Problem.
Compute the number of lines that include the string "المتاحة", then output that number and nothing else.

-- START OF Input material --

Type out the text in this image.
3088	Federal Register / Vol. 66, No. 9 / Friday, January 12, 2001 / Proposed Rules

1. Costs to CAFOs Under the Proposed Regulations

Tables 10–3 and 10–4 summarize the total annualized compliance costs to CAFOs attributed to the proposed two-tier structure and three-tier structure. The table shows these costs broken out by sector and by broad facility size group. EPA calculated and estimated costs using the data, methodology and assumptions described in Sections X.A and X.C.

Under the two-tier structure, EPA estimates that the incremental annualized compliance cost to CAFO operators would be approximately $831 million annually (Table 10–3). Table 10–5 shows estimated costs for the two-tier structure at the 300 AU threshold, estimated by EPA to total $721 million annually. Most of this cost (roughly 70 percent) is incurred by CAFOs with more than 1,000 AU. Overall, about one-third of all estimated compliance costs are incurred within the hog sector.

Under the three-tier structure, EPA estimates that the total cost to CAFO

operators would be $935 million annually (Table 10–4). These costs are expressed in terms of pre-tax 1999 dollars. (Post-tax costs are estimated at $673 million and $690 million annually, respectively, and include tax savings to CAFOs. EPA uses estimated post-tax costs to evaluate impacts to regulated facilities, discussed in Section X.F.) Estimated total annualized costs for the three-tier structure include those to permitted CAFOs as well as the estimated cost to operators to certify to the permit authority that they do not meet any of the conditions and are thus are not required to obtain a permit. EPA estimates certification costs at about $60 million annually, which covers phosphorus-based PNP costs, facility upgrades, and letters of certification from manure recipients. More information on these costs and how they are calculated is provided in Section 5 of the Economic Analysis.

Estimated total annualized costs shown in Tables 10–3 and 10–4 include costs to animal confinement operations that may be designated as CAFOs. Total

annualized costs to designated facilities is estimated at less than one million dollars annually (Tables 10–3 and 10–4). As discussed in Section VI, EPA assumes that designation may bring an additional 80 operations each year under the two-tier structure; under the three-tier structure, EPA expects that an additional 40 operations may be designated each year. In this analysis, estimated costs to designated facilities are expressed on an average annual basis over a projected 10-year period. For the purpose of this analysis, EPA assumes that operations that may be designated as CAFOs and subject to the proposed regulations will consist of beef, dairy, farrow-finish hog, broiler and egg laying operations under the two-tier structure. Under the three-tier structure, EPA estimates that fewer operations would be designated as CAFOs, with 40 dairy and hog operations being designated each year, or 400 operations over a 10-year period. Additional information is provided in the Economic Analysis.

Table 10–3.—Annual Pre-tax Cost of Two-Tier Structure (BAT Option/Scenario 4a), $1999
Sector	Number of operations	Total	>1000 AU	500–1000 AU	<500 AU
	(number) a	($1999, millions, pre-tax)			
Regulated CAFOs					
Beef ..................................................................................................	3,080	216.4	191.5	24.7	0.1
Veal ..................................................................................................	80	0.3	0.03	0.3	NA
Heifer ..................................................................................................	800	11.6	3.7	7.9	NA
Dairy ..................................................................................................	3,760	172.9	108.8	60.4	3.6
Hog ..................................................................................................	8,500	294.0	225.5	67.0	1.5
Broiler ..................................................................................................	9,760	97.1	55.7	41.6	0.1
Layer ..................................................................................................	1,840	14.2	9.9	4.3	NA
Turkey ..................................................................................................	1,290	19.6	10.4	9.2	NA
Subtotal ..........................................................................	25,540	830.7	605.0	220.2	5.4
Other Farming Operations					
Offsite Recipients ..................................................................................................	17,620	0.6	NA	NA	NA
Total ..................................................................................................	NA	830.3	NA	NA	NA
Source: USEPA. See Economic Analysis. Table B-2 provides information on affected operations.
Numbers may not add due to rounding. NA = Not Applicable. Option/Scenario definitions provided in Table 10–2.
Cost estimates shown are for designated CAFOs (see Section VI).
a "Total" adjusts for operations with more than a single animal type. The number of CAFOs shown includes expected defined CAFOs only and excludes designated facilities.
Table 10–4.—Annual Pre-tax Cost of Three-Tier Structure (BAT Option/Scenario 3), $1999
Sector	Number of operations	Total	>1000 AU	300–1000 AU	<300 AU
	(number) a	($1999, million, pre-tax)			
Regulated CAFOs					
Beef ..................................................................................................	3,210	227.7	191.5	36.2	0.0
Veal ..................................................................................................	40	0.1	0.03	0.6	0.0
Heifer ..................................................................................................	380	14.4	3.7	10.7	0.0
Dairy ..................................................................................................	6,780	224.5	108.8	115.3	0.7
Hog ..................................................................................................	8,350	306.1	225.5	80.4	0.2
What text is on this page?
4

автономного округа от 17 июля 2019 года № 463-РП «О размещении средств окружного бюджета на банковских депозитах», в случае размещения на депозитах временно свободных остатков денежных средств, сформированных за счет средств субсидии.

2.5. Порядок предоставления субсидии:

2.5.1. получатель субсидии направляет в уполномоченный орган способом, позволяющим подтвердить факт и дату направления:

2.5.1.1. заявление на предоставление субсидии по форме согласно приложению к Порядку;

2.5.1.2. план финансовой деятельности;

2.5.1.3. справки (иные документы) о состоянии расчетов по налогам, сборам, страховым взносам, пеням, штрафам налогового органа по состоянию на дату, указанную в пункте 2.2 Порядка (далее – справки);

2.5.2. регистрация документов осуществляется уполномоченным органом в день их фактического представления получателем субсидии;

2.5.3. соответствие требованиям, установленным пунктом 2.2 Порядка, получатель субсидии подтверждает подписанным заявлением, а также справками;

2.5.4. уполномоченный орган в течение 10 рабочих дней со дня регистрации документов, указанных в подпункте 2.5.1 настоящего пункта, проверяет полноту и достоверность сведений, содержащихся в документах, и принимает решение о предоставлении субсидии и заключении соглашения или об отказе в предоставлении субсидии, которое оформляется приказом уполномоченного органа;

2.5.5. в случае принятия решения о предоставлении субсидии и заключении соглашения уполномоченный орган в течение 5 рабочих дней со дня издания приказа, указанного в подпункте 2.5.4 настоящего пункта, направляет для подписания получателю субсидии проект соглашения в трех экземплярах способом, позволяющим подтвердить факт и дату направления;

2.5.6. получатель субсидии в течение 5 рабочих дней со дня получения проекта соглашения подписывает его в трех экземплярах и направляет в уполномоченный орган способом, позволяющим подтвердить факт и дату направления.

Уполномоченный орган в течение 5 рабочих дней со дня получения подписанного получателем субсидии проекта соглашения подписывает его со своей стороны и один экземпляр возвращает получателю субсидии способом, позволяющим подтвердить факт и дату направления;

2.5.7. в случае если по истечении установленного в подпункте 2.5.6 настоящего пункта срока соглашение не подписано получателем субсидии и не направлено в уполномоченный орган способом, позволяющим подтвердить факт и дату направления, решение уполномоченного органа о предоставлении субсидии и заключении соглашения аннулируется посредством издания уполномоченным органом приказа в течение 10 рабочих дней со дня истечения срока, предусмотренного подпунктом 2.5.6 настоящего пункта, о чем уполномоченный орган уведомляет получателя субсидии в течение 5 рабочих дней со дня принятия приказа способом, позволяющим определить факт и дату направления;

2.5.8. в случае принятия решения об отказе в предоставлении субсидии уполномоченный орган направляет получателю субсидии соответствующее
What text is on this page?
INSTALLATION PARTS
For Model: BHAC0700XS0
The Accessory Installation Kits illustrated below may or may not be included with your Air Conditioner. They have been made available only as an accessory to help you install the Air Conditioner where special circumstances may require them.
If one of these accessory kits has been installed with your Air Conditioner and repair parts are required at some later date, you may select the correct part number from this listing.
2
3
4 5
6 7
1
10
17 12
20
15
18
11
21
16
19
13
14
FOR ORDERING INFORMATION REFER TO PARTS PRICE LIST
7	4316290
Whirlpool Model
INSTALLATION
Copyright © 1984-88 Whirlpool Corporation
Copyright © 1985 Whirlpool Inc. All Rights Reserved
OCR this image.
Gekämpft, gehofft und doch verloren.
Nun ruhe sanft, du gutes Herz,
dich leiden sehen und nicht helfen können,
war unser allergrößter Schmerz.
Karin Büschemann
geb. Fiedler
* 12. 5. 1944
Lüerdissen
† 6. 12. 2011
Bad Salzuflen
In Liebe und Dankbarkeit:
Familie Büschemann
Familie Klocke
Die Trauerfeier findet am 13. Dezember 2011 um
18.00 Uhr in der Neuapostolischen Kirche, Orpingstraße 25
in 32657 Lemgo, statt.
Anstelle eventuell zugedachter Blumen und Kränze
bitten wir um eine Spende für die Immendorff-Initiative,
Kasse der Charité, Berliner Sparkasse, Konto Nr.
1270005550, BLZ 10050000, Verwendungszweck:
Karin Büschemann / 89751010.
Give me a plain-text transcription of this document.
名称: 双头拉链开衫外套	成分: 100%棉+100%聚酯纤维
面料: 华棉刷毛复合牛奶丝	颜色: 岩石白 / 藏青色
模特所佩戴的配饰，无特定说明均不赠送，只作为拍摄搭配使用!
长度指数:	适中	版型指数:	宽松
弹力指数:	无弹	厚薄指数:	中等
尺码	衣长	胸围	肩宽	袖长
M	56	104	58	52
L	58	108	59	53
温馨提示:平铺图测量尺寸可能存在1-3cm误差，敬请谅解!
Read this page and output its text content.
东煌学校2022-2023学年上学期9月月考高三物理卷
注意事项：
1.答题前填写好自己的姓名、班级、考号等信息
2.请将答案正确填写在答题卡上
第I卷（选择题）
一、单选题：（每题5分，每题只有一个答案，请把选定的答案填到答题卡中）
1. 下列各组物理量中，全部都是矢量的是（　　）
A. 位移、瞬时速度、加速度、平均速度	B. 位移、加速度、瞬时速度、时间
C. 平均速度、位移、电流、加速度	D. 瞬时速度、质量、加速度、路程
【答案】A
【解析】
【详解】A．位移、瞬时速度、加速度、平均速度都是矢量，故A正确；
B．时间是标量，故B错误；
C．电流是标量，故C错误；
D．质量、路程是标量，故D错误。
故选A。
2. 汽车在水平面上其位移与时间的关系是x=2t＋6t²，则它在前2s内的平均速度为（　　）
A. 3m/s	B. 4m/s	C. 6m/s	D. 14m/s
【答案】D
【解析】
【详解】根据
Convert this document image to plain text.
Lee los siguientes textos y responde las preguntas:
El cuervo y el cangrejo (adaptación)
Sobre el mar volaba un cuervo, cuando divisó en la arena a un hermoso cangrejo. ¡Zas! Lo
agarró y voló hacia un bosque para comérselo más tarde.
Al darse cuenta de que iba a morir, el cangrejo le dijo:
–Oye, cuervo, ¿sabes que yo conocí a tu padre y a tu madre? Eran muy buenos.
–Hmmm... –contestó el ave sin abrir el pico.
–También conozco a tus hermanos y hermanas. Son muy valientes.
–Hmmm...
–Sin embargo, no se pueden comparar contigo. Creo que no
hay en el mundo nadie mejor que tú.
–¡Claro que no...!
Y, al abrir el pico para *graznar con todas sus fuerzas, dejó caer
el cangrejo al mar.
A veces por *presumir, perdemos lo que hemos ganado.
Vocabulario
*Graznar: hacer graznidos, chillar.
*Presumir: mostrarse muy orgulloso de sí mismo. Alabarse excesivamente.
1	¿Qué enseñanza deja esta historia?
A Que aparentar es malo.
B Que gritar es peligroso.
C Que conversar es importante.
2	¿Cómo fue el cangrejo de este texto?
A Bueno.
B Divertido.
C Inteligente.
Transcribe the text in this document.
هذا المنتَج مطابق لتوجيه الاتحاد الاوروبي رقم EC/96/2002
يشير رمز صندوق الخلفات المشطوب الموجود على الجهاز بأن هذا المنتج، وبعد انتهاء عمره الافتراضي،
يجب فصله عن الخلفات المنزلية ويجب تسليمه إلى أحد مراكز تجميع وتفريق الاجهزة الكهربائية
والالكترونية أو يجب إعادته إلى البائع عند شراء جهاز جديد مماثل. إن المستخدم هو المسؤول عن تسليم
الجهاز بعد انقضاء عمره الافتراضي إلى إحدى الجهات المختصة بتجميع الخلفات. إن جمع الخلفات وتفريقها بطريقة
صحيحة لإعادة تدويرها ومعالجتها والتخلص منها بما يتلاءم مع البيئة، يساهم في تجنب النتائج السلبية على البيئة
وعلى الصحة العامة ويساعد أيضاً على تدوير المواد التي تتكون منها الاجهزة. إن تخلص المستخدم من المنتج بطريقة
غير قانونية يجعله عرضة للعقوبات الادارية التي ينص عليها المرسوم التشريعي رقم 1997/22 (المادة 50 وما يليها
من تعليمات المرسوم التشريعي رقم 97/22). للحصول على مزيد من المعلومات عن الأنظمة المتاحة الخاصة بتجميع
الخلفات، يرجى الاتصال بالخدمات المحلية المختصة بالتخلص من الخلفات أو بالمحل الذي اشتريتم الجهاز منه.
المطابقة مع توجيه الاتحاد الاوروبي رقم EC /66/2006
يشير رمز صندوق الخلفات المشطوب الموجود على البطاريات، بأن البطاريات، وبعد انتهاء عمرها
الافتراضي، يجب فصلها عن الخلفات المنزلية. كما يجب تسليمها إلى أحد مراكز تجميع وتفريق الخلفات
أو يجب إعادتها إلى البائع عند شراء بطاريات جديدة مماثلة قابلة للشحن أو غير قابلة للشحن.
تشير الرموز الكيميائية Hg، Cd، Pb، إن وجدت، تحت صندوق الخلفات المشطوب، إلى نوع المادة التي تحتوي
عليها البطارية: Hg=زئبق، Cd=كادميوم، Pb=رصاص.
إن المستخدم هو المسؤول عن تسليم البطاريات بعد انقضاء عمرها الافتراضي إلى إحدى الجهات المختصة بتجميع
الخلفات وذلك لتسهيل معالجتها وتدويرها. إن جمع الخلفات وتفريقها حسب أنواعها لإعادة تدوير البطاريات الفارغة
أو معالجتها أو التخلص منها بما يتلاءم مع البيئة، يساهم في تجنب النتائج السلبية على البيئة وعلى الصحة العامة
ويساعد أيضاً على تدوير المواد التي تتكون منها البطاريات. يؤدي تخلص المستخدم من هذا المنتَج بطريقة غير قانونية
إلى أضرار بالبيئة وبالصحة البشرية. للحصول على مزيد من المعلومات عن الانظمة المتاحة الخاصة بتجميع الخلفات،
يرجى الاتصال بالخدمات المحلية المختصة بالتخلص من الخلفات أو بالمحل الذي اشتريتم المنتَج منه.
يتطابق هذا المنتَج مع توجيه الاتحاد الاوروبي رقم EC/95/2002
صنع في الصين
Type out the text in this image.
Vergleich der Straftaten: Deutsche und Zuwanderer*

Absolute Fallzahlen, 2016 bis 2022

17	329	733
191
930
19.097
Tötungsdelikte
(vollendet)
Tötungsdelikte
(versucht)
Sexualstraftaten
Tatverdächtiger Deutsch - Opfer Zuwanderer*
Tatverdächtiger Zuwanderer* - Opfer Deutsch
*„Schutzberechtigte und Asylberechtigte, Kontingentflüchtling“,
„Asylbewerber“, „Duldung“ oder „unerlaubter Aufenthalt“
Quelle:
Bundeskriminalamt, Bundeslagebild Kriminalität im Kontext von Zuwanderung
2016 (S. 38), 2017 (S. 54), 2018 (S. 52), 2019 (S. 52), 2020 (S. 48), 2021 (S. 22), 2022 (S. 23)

-- END OF Input material --

Correct response.
2